EXERCISE REQUIREMENTS >>
Look through the material below and count the lines with the string "предусмотренного". Report only the count.

ENTRIES SHOWN >>
◇ ◇ ◇

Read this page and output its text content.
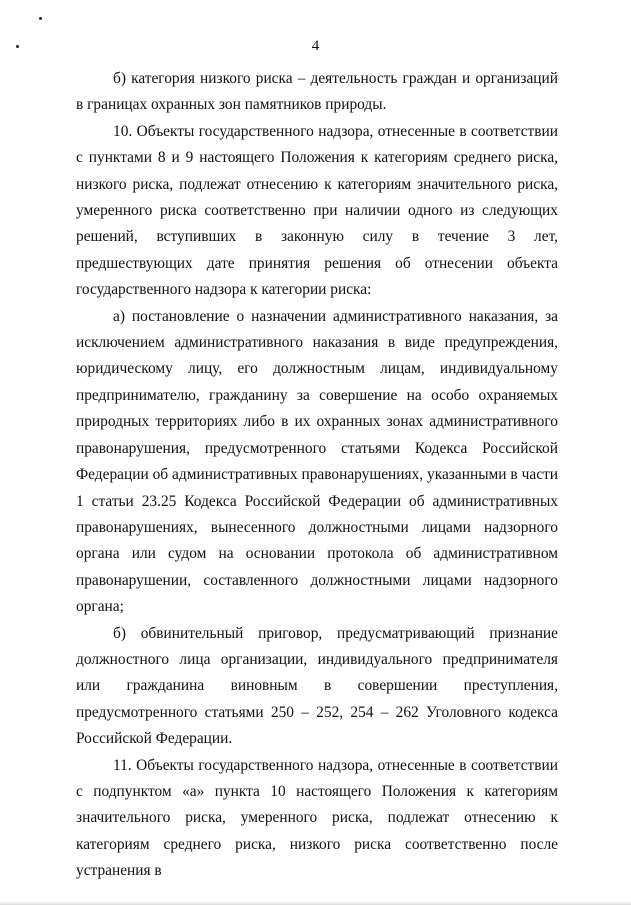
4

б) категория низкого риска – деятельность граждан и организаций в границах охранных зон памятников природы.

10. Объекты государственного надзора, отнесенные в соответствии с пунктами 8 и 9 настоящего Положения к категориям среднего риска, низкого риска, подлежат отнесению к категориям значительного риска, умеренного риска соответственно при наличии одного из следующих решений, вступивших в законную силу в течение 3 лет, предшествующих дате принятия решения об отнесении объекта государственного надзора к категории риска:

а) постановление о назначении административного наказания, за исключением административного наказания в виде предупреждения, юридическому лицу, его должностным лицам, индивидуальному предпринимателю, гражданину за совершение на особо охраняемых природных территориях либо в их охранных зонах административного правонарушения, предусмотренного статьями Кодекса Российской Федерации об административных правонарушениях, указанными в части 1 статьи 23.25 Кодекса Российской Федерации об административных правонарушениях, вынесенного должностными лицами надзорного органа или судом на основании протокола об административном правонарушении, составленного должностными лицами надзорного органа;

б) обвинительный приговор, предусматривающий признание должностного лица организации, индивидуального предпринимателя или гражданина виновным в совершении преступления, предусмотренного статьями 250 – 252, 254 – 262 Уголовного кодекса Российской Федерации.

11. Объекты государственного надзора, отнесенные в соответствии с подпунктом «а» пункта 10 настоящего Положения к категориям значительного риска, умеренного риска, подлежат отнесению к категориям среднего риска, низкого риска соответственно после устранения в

◇ ◇ ◇

SOLUTION TO THIS PROBLEM >>
2